Exercise prompt:
Copy out the lines below exactly as they appear, keeping every character and bracketed number unchanged.

Stored items:

———

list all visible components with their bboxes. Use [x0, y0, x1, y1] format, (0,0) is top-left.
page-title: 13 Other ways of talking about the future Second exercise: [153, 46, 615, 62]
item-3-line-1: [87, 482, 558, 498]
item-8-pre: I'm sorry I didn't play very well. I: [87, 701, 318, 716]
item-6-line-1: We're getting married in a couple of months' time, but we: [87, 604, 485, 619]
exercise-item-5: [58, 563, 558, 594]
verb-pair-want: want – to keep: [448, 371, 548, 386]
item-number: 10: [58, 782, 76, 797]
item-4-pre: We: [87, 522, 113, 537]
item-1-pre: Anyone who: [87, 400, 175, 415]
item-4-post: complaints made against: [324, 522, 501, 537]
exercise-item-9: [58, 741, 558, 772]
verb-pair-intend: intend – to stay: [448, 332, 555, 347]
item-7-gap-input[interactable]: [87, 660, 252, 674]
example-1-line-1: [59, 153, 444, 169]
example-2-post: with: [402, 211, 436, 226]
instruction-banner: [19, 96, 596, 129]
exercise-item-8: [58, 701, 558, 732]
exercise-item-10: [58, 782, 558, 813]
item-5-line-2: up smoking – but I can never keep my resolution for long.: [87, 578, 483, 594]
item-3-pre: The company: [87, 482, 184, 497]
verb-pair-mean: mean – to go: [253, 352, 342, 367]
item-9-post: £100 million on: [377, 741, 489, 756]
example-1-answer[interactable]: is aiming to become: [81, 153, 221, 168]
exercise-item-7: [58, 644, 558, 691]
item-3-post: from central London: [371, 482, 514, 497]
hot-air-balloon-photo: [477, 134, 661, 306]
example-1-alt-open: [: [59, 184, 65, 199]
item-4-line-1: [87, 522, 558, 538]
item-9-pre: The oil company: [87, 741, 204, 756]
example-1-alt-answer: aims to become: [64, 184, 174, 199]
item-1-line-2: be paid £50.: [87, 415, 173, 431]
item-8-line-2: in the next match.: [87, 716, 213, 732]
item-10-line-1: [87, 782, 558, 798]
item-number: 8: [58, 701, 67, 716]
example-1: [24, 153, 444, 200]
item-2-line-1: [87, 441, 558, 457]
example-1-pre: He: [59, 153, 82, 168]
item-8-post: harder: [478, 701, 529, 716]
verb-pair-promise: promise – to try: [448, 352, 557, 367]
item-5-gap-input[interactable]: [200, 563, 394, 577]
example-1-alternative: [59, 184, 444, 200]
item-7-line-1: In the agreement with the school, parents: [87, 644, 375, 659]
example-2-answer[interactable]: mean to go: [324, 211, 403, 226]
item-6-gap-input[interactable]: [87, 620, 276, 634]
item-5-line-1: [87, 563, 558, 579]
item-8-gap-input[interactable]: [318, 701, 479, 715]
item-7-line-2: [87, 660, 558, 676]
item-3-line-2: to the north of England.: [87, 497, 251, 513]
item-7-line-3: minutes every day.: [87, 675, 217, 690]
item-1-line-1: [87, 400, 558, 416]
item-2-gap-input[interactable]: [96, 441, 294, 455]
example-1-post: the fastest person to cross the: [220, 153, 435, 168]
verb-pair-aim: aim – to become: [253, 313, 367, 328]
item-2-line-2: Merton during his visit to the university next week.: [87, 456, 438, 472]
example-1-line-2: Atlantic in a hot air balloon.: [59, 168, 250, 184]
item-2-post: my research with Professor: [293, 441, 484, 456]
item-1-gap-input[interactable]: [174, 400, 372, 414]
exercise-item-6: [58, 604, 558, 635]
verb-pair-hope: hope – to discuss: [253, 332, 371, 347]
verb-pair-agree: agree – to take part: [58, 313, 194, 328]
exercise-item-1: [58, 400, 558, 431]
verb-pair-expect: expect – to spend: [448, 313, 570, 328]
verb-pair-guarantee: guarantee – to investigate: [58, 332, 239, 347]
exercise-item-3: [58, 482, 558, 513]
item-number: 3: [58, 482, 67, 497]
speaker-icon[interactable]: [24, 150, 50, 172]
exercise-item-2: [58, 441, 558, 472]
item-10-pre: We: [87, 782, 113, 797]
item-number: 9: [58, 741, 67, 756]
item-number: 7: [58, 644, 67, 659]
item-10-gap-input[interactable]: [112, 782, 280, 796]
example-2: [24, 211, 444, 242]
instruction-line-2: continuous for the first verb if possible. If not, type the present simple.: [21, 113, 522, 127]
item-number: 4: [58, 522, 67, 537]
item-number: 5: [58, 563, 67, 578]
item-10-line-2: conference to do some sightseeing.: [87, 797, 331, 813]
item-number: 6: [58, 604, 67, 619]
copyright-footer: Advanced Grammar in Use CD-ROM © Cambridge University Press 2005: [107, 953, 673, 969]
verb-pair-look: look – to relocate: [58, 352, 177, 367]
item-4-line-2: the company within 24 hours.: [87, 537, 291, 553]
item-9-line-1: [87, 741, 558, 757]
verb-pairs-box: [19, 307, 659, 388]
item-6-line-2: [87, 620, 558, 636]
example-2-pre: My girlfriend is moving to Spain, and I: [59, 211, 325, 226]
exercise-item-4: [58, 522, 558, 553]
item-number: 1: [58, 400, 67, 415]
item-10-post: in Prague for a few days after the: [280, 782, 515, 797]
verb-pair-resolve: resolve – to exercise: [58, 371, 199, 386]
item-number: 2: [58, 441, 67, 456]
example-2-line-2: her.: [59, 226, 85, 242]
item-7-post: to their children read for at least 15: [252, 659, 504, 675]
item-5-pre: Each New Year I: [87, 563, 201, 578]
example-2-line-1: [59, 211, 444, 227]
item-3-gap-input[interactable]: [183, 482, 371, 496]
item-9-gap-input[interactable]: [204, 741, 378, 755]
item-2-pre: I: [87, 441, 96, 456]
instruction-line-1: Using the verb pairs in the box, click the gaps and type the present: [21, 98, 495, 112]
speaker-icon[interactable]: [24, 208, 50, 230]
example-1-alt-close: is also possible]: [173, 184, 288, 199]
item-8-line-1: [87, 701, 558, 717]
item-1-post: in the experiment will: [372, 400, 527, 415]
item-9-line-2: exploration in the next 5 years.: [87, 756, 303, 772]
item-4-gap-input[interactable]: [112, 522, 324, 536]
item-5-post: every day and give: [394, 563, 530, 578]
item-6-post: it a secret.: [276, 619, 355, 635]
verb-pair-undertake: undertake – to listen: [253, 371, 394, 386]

———

Result:
list all visible components with their bboxes. Use [x0, y0, x1, y1] format, (0,0) is top-left.
page-title: 13 Other ways of talking about the future Second exercise: [153, 46, 615, 62]
item-3-line-1: [87, 482, 558, 498]
item-8-pre: I'm sorry I didn't play very well. I: [87, 701, 318, 716]
item-6-line-1: We're getting married in a couple of months' time, but we: [87, 604, 485, 619]
exercise-item-5: [58, 563, 558, 594]
verb-pair-want: want – to keep: [448, 371, 548, 386]
item-number: 10: [58, 782, 76, 797]
item-4-pre: We: [87, 522, 113, 537]
item-1-pre: Anyone who: [87, 400, 175, 415]
item-4-post: complaints made against: [324, 522, 501, 537]
exercise-item-9: [58, 741, 558, 772]
verb-pair-intend: intend – to stay: [448, 332, 555, 347]
item-7-gap-input[interactable]: [87, 660, 252, 674]
example-1-line-1: [59, 153, 444, 169]
example-2-post: with: [402, 211, 436, 226]
instruction-banner: [19, 96, 596, 129]
exercise-item-8: [58, 701, 558, 732]
exercise-item-10: [58, 782, 558, 813]
item-5-line-2: up smoking – but I can never keep my resolution for long.: [87, 578, 483, 594]
item-3-pre: The company: [87, 482, 184, 497]
verb-pair-mean: mean – to go: [253, 352, 342, 367]
item-9-post: £100 million on: [377, 741, 489, 756]
example-1-answer[interactable]: is aiming to become: [81, 153, 221, 168]
exercise-item-7: [58, 644, 558, 691]
item-3-post: from central London: [371, 482, 514, 497]
hot-air-balloon-photo: [477, 134, 661, 306]
example-1-alt-open: [: [59, 184, 65, 199]
item-4-line-1: [87, 522, 558, 538]
item-9-pre: The oil company: [87, 741, 204, 756]
example-1-alt-answer: aims to become: [64, 184, 174, 199]
item-1-line-2: be paid £50.: [87, 415, 173, 431]
item-8-line-2: in the next match.: [87, 716, 213, 732]
item-10-line-1: [87, 782, 558, 798]
item-number: 8: [58, 701, 67, 716]
example-1: [24, 153, 444, 200]
item-2-line-1: [87, 441, 558, 457]
example-1-pre: He: [59, 153, 82, 168]
item-8-post: harder: [478, 701, 529, 716]
verb-pair-promise: promise – to try: [448, 352, 557, 367]
item-5-gap-input[interactable]: [200, 563, 394, 577]
example-1-alternative: [59, 184, 444, 200]
item-7-line-1: In the agreement with the school, parents: [87, 644, 375, 659]
example-2-answer[interactable]: mean to go: [324, 211, 403, 226]
item-6-gap-input[interactable]: [87, 620, 276, 634]
item-5-line-1: [87, 563, 558, 579]
item-8-gap-input[interactable]: [318, 701, 479, 715]
item-7-line-2: [87, 660, 558, 676]
item-3-line-2: to the north of England.: [87, 497, 251, 513]
item-7-line-3: minutes every day.: [87, 675, 217, 690]
item-1-line-1: [87, 400, 558, 416]
item-2-gap-input[interactable]: [96, 441, 294, 455]
example-1-post: the fastest person to cross the: [220, 153, 435, 168]
verb-pair-aim: aim – to become: [253, 313, 367, 328]
item-2-line-2: Merton during his visit to the university next week.: [87, 456, 438, 472]
example-1-line-2: Atlantic in a hot air balloon.: [59, 168, 250, 184]
item-2-post: my research with Professor: [293, 441, 484, 456]
item-1-gap-input[interactable]: [174, 400, 372, 414]
exercise-item-6: [58, 604, 558, 635]
verb-pair-hope: hope – to discuss: [253, 332, 371, 347]
verb-pair-agree: agree – to take part: [58, 313, 194, 328]
exercise-item-1: [58, 400, 558, 431]
verb-pair-expect: expect – to spend: [448, 313, 570, 328]
verb-pair-guarantee: guarantee – to investigate: [58, 332, 239, 347]
exercise-item-3: [58, 482, 558, 513]
item-number: 3: [58, 482, 67, 497]
speaker-icon[interactable]: [24, 150, 50, 172]
exercise-item-2: [58, 441, 558, 472]
item-10-pre: We: [87, 782, 113, 797]
item-number: 9: [58, 741, 67, 756]
item-number: 7: [58, 644, 67, 659]
item-10-gap-input[interactable]: [112, 782, 280, 796]
example-2: [24, 211, 444, 242]
instruction-line-2: continuous for the first verb if possible. If not, type the present simple.: [21, 113, 522, 127]
item-number: 4: [58, 522, 67, 537]
item-number: 5: [58, 563, 67, 578]
item-10-line-2: conference to do some sightseeing.: [87, 797, 331, 813]
item-number: 6: [58, 604, 67, 619]
copyright-footer: Advanced Grammar in Use CD-ROM © Cambridge University Press 2005: [107, 953, 673, 969]
verb-pair-look: look – to relocate: [58, 352, 177, 367]
item-4-line-2: the company within 24 hours.: [87, 537, 291, 553]
item-9-line-1: [87, 741, 558, 757]
verb-pairs-box: [19, 307, 659, 388]
item-6-line-2: [87, 620, 558, 636]
example-2-pre: My girlfriend is moving to Spain, and I: [59, 211, 325, 226]
exercise-item-4: [58, 522, 558, 553]
item-number: 1: [58, 400, 67, 415]
item-10-post: in Prague for a few days after the: [280, 782, 515, 797]
verb-pair-resolve: resolve – to exercise: [58, 371, 199, 386]
item-number: 2: [58, 441, 67, 456]
example-2-line-2: her.: [59, 226, 85, 242]
item-7-post: to their children read for at least 15: [252, 659, 504, 675]
item-5-pre: Each New Year I: [87, 563, 201, 578]
example-2-line-1: [59, 211, 444, 227]
item-3-gap-input[interactable]: [183, 482, 371, 496]
item-9-gap-input[interactable]: [204, 741, 378, 755]
item-2-pre: I: [87, 441, 96, 456]
instruction-line-1: Using the verb pairs in the box, click the gaps and type the present: [21, 98, 495, 112]
speaker-icon[interactable]: [24, 208, 50, 230]
example-1-alt-close: is also possible]: [173, 184, 288, 199]
item-8-line-1: [87, 701, 558, 717]
item-1-post: in the experiment will: [372, 400, 527, 415]
item-9-line-2: exploration in the next 5 years.: [87, 756, 303, 772]
item-4-gap-input[interactable]: [112, 522, 324, 536]
item-5-post: every day and give: [394, 563, 530, 578]
item-6-post: it a secret.: [276, 619, 355, 635]
verb-pair-undertake: undertake – to listen: [253, 371, 394, 386]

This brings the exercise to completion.